Задание →
Выпишите без изменений отрывок из воспоминаний о партнерах Плисецкой: от слов «В 50–60-е годы» по слова «в 1967 году.» включительно.

Исходный текст →
4
Вышло так, что я видел ее со всеми партнерами, за исключением трех-четырех, танцевавших с нею за рубежом. В конце сороковых она выходила на сцену с Вячеславом Голубиным. Он был ее первой любовью. Это был красивый, с синими-синими глазами, несколько плотный, романтического стиля танцор. Хорошо помню его в "Коньке-горбуньке" Пуни.
Кстати, в этом достаточно архаичном балете был замечательный вставной номер на музыку Чайковского, который Плисецкая танцевала в сарафане и кокошнике, густо расшитом жемчугами. При пируэтах они трещали, ударяясь друг о дружку, и я волновался, что жемчужины разлетятся. Но обходилось. Век Голубина был короток: он пил и покончил с собою.
В 50–60-е годы Плисецкая много танцевала с Юрием Кондратовым - "Лебединое", "Спящую", "Раймонду", премьеру "Шурале" Леонида Якобсона, которого Майя очень ценила. Юра был хорошим танцором, а в жизни - с большим чувством юмора. Иногда на сцене в самый неподходящий момент он что-то говорил с непроницаемым лицом, и Майе стоило больших усилий не рассмеяться. Они много концертировали ради заработка. Его жена Нина - одна из первых наших теледикторш. В тот страшный день, когда на съемке с нею произошло ужасное несчастье - корова выколола ей глаз, - Кондратов должен был танцевать с Плисецкой "Лебединое". И танцевал - замены не было! Мы знали в чем дело, и смотрели на сцену, содрогаясь. Он умер сорока шести лет, в 1967 году.

Предоставленные данные →
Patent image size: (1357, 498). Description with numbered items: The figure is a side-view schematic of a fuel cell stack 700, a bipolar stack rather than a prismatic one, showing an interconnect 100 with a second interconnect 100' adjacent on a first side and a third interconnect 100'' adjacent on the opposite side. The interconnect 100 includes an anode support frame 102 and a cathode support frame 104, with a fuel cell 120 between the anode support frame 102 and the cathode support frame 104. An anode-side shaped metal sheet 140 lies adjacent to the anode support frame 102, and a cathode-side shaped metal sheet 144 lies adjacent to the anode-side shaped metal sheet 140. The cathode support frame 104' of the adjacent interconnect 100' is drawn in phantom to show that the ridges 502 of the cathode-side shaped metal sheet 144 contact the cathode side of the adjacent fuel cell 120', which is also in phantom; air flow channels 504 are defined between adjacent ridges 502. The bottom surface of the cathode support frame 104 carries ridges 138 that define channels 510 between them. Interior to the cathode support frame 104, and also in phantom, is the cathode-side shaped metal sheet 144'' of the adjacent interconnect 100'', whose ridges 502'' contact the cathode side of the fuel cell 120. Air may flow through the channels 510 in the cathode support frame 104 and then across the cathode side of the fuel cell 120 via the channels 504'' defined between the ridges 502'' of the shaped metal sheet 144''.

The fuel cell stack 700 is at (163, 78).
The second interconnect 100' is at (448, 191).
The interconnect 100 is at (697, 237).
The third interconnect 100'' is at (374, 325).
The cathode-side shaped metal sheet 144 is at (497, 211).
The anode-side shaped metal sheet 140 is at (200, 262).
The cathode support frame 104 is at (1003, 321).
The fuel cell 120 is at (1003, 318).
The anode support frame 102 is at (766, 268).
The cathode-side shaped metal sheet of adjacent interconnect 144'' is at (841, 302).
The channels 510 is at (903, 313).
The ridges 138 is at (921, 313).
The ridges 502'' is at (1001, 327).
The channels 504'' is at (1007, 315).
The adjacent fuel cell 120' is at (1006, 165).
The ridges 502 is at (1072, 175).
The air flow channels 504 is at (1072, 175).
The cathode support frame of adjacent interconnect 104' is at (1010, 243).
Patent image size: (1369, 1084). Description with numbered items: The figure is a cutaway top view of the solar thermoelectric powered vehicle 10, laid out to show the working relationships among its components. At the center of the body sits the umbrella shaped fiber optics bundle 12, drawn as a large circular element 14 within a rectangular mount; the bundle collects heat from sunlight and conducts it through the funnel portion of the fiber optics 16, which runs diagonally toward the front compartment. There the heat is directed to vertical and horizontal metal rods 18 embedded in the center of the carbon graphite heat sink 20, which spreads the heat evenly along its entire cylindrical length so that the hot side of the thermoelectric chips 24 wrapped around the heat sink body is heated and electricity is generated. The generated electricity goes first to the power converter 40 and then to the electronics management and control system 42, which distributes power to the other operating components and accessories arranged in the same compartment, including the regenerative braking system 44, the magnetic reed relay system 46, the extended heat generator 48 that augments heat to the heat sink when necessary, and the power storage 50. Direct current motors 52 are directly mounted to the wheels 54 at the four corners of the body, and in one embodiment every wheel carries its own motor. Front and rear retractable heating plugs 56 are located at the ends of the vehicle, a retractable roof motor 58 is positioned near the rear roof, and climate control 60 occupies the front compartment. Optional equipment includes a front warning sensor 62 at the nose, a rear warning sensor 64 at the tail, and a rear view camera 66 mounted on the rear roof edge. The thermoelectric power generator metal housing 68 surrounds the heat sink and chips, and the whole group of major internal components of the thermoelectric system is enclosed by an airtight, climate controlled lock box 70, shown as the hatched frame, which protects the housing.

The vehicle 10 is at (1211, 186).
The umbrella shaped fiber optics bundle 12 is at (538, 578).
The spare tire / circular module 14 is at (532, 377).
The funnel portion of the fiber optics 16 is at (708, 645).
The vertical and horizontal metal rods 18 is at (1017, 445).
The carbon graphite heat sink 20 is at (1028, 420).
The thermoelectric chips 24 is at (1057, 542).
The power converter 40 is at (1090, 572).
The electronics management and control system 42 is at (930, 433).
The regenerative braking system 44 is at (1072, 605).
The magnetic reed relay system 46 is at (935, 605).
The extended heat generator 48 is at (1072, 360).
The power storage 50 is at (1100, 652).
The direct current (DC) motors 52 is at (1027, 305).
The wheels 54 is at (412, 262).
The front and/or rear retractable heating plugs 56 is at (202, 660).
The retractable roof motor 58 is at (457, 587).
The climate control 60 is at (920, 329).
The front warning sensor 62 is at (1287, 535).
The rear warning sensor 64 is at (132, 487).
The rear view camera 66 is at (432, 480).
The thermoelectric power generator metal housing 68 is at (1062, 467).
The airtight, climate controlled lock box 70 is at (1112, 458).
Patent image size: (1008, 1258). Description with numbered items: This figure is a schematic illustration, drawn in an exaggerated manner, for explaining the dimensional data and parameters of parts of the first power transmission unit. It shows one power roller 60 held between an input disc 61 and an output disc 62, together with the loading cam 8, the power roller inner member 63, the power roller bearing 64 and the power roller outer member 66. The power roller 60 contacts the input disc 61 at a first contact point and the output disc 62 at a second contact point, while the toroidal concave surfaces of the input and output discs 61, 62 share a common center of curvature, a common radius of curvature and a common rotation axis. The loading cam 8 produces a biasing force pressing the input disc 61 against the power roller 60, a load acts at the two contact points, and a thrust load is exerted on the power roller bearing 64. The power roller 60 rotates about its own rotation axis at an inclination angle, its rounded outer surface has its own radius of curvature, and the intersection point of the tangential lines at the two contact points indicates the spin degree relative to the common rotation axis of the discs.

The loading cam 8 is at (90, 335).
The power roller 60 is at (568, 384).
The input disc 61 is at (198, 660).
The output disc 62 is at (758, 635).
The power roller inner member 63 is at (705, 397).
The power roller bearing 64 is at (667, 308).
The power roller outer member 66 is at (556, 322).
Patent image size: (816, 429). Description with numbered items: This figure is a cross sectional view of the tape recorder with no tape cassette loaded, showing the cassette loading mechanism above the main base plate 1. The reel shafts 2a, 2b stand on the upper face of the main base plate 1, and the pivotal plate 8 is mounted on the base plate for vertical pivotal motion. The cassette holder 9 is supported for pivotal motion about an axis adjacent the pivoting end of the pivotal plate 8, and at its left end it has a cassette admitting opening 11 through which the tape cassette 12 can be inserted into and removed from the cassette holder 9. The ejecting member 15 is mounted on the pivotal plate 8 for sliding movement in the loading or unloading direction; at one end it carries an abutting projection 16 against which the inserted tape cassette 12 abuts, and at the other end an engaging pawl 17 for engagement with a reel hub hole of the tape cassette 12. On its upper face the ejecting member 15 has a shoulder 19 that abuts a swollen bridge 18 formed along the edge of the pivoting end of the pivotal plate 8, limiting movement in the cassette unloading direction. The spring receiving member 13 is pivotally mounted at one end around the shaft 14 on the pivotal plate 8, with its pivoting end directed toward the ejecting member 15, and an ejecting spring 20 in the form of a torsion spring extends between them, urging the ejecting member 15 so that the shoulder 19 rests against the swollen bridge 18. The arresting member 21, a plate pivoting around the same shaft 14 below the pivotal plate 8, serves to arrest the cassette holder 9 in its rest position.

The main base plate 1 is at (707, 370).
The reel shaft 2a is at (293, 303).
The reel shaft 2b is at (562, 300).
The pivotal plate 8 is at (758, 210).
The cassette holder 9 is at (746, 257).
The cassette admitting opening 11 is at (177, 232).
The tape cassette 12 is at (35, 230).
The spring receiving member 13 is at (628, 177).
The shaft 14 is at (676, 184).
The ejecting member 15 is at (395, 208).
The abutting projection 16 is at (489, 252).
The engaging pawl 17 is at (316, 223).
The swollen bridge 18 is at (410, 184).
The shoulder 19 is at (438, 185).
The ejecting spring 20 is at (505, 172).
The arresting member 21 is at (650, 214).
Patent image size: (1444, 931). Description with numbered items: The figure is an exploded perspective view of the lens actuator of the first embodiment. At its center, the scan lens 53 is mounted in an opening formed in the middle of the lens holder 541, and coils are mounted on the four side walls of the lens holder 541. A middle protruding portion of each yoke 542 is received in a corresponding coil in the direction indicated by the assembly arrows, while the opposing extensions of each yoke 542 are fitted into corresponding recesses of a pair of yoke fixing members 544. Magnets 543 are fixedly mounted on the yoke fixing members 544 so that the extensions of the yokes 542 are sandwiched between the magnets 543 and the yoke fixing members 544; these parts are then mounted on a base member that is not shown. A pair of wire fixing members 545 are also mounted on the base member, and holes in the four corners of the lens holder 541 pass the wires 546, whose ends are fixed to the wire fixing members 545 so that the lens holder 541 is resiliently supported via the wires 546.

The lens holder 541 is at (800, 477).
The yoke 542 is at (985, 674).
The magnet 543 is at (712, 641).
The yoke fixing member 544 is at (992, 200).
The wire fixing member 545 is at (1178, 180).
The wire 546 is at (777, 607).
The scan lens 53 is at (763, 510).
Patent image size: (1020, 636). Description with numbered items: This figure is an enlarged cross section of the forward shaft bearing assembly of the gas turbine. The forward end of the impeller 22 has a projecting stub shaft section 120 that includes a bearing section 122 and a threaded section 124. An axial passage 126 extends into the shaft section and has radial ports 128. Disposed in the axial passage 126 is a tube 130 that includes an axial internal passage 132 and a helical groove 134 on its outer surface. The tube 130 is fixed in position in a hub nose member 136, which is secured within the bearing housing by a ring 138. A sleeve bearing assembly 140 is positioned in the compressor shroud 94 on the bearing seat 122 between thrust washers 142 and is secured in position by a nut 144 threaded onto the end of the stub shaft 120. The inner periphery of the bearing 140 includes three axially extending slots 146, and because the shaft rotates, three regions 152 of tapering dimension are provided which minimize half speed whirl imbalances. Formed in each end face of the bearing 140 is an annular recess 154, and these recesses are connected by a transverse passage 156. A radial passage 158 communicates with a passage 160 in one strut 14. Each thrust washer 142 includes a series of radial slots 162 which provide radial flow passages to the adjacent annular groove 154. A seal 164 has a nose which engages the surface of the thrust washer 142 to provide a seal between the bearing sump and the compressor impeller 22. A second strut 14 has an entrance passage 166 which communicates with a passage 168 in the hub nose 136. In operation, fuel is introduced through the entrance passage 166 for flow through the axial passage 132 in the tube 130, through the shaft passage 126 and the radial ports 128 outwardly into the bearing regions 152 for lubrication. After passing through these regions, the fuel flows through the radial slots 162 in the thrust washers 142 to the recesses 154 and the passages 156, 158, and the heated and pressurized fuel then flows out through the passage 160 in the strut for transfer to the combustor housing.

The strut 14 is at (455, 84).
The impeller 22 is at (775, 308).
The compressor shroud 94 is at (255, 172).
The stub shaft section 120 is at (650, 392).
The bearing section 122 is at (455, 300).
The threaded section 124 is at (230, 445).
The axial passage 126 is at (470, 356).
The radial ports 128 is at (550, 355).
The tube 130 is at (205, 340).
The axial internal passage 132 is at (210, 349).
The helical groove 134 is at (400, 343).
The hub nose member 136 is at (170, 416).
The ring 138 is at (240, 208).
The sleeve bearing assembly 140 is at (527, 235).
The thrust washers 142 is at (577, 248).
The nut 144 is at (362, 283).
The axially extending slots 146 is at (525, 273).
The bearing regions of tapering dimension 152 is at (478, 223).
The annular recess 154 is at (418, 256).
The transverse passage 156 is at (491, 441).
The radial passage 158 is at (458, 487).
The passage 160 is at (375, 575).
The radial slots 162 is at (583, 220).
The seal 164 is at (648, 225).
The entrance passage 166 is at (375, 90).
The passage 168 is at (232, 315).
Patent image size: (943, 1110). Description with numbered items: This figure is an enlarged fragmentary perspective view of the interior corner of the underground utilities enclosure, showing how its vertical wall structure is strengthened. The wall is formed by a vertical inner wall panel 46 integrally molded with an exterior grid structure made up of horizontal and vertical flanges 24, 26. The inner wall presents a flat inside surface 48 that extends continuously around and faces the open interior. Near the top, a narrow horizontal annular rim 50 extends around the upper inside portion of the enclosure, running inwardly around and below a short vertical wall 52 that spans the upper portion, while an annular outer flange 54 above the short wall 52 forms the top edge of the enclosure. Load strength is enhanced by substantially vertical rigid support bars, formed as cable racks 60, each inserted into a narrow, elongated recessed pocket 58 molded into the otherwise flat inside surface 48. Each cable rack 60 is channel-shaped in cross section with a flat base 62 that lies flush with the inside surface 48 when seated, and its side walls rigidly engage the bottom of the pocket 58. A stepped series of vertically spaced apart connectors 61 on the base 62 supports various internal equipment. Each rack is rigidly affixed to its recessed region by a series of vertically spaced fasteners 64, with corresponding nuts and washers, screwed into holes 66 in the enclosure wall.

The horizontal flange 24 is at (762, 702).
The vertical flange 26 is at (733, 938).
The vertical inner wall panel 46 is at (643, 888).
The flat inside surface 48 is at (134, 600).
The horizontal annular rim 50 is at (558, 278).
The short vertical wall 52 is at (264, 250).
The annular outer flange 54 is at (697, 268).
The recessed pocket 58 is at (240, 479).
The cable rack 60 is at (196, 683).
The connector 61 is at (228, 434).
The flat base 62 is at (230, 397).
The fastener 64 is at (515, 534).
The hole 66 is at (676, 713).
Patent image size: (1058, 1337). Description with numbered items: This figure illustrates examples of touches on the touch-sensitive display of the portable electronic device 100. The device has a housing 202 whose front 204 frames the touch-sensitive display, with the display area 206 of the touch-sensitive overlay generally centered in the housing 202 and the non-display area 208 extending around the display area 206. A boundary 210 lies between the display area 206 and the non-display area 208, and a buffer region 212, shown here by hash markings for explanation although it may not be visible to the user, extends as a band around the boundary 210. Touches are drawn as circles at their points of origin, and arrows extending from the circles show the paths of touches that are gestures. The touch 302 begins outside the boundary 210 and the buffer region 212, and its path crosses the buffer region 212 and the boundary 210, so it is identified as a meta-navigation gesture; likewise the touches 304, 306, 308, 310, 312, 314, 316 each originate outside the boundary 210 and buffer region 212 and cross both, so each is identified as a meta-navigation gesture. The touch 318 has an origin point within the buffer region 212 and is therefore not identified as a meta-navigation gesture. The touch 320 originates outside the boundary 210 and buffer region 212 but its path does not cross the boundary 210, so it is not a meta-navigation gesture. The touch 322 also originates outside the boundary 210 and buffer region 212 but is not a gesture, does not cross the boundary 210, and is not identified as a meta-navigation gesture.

Ответ к задаче →
В 50–60-е годы Плисецкая много танцевала с Юрием Кондратовым - "Лебединое", "Спящую", "Раймонду", премьеру "Шурале" Леонида Якобсона, которого Майя очень ценила. Юра был хорошим танцором, а в жизни - с большим чувством юмора. Иногда на сцене в самый неподходящий момент он что-то говорил с непроницаемым лицом, и Майе стоило больших усилий не рассмеяться. Они много концертировали ради заработка. Его жена Нина - одна из первых наших теледикторш. В тот страшный день, когда на съемке с нею произошло ужасное несчастье - корова выколола ей глаз, - Кондратов должен был танцевать с Плисецкой "Лебединое". И танцевал - замены не было! Мы знали в чем дело, и смотрели на сцену, содрогаясь. Он умер сорока шести лет, в 1967 году.